The problem = Your answer should be one number: how many lines of the data include the string "законодательством"?

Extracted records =
-----

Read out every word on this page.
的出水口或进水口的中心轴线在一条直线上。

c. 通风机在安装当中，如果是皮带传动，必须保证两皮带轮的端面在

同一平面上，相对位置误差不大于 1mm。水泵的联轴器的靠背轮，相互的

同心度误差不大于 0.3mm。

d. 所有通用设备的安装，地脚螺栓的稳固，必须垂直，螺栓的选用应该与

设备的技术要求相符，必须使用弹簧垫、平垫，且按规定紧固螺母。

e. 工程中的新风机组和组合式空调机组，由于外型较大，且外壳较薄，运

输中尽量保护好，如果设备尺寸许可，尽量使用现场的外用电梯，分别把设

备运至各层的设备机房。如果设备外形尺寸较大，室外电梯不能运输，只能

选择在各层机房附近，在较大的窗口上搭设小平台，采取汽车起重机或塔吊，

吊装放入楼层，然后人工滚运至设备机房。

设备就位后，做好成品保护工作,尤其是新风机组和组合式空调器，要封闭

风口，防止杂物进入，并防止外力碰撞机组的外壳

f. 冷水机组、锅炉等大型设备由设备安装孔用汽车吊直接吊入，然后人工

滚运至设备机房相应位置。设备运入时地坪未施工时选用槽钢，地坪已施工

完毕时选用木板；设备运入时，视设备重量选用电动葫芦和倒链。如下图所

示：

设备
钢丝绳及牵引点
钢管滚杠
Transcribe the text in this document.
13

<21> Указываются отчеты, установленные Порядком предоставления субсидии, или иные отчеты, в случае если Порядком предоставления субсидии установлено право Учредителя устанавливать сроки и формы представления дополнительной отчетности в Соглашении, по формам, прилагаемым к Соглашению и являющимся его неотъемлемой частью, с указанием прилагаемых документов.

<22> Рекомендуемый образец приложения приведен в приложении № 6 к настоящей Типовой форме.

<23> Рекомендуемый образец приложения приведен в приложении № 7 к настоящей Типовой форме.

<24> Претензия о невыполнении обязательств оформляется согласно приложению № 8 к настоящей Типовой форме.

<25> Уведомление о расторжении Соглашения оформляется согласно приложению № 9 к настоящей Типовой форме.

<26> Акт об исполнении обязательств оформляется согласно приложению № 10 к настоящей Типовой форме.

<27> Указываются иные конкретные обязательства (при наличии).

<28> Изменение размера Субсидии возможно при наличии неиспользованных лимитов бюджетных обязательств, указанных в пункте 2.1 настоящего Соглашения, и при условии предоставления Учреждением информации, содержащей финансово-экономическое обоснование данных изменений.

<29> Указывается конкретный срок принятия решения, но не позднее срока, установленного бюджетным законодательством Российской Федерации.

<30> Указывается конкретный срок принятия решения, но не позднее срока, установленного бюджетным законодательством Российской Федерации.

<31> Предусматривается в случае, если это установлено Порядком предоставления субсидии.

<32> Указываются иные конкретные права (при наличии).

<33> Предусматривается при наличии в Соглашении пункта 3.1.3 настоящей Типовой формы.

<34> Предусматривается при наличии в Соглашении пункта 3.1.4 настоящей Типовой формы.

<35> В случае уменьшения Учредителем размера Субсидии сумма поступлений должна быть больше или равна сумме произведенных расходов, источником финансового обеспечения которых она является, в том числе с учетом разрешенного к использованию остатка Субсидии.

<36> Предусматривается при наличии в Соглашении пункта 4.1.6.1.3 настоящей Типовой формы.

-----

Final result = 2